## WHAT THE EXERCISE ASKS:
Pick out each line below containing "Canada".

↓↓↓

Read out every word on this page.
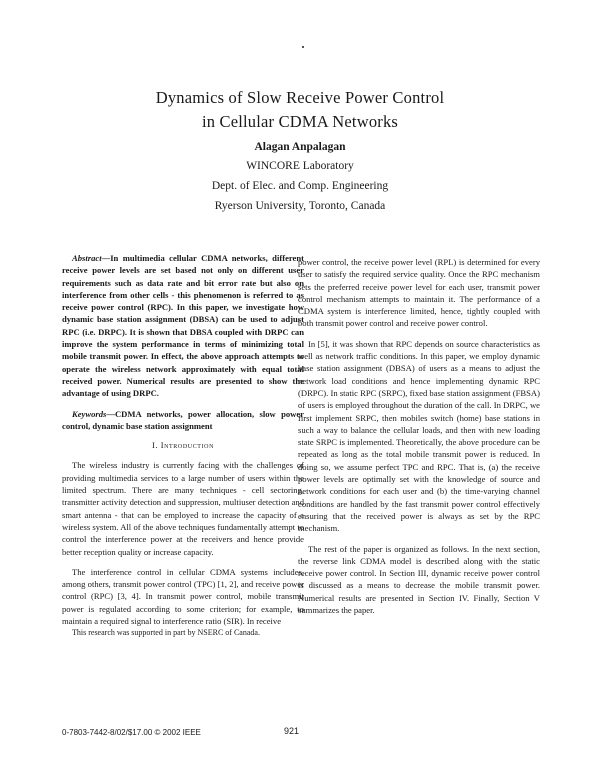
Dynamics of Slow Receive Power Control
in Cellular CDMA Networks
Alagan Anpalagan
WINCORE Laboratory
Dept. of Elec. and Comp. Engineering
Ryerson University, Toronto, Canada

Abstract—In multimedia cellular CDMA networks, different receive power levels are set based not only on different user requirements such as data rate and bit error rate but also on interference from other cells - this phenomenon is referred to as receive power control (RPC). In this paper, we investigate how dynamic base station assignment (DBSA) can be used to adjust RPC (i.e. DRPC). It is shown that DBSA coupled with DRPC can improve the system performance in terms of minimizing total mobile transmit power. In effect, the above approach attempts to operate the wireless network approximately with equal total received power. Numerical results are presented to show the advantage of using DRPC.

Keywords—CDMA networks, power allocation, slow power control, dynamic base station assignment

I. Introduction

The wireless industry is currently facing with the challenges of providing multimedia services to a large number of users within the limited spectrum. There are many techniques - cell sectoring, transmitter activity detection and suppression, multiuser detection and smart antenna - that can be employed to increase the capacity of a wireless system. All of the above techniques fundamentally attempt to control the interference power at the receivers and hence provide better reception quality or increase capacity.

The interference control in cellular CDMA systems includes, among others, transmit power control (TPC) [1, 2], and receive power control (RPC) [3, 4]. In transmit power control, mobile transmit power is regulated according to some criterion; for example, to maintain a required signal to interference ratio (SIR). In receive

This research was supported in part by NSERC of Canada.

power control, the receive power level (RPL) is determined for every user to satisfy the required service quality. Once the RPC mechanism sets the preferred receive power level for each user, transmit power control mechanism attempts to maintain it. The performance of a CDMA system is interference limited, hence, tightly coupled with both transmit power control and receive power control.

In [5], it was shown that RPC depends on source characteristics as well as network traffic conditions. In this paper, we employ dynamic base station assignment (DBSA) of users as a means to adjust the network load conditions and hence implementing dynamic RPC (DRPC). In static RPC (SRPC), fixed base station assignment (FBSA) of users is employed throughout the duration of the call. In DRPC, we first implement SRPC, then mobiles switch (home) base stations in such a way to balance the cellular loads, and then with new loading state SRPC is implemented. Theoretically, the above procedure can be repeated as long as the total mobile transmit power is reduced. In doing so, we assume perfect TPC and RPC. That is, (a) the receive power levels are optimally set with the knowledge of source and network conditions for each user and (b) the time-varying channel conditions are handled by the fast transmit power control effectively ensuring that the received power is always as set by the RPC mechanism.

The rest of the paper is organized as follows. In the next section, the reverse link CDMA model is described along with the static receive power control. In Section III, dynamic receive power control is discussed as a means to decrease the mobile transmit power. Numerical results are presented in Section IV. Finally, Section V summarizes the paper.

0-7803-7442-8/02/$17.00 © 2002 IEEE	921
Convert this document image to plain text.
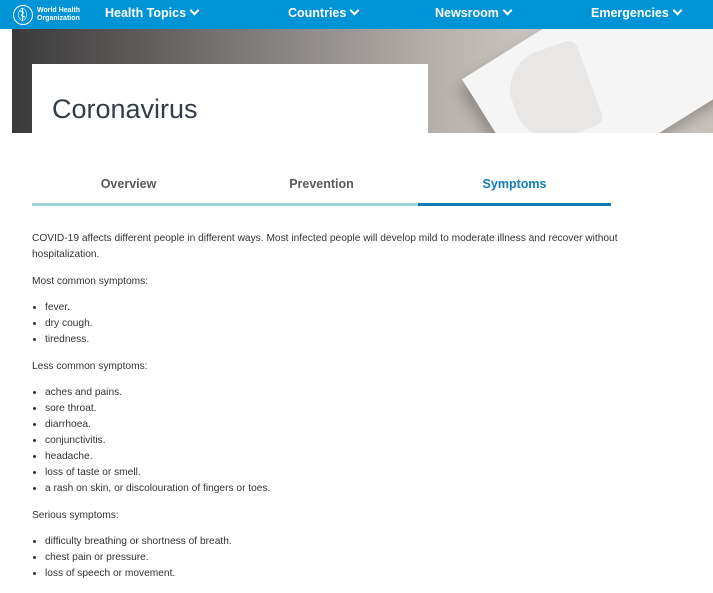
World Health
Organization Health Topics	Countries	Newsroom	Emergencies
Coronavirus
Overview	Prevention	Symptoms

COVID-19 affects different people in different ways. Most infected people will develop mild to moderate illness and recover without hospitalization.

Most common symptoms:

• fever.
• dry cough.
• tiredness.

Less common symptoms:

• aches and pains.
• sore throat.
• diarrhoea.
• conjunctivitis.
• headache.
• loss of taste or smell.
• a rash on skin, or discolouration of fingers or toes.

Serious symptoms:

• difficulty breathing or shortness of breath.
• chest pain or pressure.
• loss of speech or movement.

↑↑↑

## REPLY:
Ryerson University, Toronto, Canada
This research was supported in part by NSERC of Canada.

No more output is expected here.